### SOURCE MATERIAL
------------
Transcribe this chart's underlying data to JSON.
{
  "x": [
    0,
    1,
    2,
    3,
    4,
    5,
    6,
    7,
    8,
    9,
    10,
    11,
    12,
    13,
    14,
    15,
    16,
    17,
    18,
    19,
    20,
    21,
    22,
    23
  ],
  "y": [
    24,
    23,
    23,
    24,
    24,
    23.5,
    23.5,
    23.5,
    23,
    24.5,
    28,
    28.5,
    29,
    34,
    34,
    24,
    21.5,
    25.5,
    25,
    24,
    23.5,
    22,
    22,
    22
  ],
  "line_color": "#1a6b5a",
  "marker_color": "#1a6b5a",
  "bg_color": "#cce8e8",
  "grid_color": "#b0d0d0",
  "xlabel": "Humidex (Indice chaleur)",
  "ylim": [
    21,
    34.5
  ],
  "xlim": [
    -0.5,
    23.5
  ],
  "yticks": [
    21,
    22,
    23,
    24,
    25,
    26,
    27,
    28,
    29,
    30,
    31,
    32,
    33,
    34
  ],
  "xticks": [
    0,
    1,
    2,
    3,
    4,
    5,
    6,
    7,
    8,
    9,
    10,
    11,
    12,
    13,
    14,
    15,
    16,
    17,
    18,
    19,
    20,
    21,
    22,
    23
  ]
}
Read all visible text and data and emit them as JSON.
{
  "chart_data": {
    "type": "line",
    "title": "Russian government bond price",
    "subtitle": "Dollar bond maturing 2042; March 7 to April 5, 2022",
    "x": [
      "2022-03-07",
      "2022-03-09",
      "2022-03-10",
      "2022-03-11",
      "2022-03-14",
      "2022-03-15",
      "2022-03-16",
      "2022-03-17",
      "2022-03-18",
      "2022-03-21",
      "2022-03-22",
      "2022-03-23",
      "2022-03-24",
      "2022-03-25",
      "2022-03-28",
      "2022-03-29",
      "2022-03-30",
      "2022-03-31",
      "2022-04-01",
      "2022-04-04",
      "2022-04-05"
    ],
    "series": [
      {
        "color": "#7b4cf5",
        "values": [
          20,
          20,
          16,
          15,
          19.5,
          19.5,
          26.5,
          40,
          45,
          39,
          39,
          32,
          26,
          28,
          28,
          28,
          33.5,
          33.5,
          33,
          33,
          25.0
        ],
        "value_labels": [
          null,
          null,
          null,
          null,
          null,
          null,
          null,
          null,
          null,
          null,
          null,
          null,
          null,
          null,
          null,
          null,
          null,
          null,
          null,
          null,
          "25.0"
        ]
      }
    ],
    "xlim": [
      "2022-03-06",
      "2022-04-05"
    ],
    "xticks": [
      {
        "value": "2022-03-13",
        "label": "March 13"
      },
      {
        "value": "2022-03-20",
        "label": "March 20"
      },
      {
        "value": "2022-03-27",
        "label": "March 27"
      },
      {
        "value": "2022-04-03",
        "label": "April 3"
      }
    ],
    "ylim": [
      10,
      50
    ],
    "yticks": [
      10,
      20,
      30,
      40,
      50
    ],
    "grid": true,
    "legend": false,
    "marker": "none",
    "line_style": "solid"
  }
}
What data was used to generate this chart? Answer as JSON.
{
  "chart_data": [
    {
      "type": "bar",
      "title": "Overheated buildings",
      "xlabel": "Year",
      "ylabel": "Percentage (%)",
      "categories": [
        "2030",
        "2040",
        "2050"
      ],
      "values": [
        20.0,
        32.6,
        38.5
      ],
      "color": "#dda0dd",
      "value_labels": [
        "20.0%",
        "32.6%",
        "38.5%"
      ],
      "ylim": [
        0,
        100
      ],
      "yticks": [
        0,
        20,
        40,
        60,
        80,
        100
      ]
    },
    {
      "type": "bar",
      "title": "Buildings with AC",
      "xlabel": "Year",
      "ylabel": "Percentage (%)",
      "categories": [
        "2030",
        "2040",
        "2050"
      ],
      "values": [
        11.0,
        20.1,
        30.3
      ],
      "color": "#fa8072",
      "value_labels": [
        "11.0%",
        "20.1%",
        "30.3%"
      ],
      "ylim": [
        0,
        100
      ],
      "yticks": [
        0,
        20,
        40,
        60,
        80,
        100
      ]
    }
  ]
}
------------
### INSTRUCTION
The data above must be returned in full, exactly as written.

### RESULT BELOW
Transcribe this chart's underlying data to JSON.
{
  "x": [
    0,
    1,
    2,
    3,
    4,
    5,
    6,
    7,
    8,
    9,
    10,
    11,
    12,
    13,
    14,
    15,
    16,
    17,
    18,
    19,
    20,
    21,
    22,
    23
  ],
  "y": [
    24,
    23,
    23,
    24,
    24,
    23.5,
    23.5,
    23.5,
    23,
    24.5,
    28,
    28.5,
    29,
    34,
    34,
    24,
    21.5,
    25.5,
    25,
    24,
    23.5,
    22,
    22,
    22
  ],
  "line_color": "#1a6b5a",
  "marker_color": "#1a6b5a",
  "bg_color": "#cce8e8",
  "grid_color": "#b0d0d0",
  "xlabel": "Humidex (Indice chaleur)",
  "ylim": [
    21,
    34.5
  ],
  "xlim": [
    -0.5,
    23.5
  ],
  "yticks": [
    21,
    22,
    23,
    24,
    25,
    26,
    27,
    28,
    29,
    30,
    31,
    32,
    33,
    34
  ],
  "xticks": [
    0,
    1,
    2,
    3,
    4,
    5,
    6,
    7,
    8,
    9,
    10,
    11,
    12,
    13,
    14,
    15,
    16,
    17,
    18,
    19,
    20,
    21,
    22,
    23
  ]
}
Read all visible text and data and emit them as JSON.
{
  "chart_data": {
    "type": "line",
    "title": "Russian government bond price",
    "subtitle": "Dollar bond maturing 2042; March 7 to April 5, 2022",
    "x": [
      "2022-03-07",
      "2022-03-09",
      "2022-03-10",
      "2022-03-11",
      "2022-03-14",
      "2022-03-15",
      "2022-03-16",
      "2022-03-17",
      "2022-03-18",
      "2022-03-21",
      "2022-03-22",
      "2022-03-23",
      "2022-03-24",
      "2022-03-25",
      "2022-03-28",
      "2022-03-29",
      "2022-03-30",
      "2022-03-31",
      "2022-04-01",
      "2022-04-04",
      "2022-04-05"
    ],
    "series": [
      {
        "color": "#7b4cf5",
        "values": [
          20,
          20,
          16,
          15,
          19.5,
          19.5,
          26.5,
          40,
          45,
          39,
          39,
          32,
          26,
          28,
          28,
          28,
          33.5,
          33.5,
          33,
          33,
          25.0
        ],
        "value_labels": [
          null,
          null,
          null,
          null,
          null,
          null,
          null,
          null,
          null,
          null,
          null,
          null,
          null,
          null,
          null,
          null,
          null,
          null,
          null,
          null,
          "25.0"
        ]
      }
    ],
    "xlim": [
      "2022-03-06",
      "2022-04-05"
    ],
    "xticks": [
      {
        "value": "2022-03-13",
        "label": "March 13"
      },
      {
        "value": "2022-03-20",
        "label": "March 20"
      },
      {
        "value": "2022-03-27",
        "label": "March 27"
      },
      {
        "value": "2022-04-03",
        "label": "April 3"
      }
    ],
    "ylim": [
      10,
      50
    ],
    "yticks": [
      10,
      20,
      30,
      40,
      50
    ],
    "grid": true,
    "legend": false,
    "marker": "none",
    "line_style": "solid"
  }
}
What data was used to generate this chart? Answer as JSON.
{
  "chart_data": [
    {
      "type": "bar",
      "title": "Overheated buildings",
      "xlabel": "Year",
      "ylabel": "Percentage (%)",
      "categories": [
        "2030",
        "2040",
        "2050"
      ],
      "values": [
        20.0,
        32.6,
        38.5
      ],
      "color": "#dda0dd",
      "value_labels": [
        "20.0%",
        "32.6%",
        "38.5%"
      ],
      "ylim": [
        0,
        100
      ],
      "yticks": [
        0,
        20,
        40,
        60,
        80,
        100
      ]
    },
    {
      "type": "bar",
      "title": "Buildings with AC",
      "xlabel": "Year",
      "ylabel": "Percentage (%)",
      "categories": [
        "2030",
        "2040",
        "2050"
      ],
      "values": [
        11.0,
        20.1,
        30.3
      ],
      "color": "#fa8072",
      "value_labels": [
        "11.0%",
        "20.1%",
        "30.3%"
      ],
      "ylim": [
        0,
        100
      ],
      "yticks": [
        0,
        20,
        40,
        60,
        80,
        100
      ]
    }
  ]
}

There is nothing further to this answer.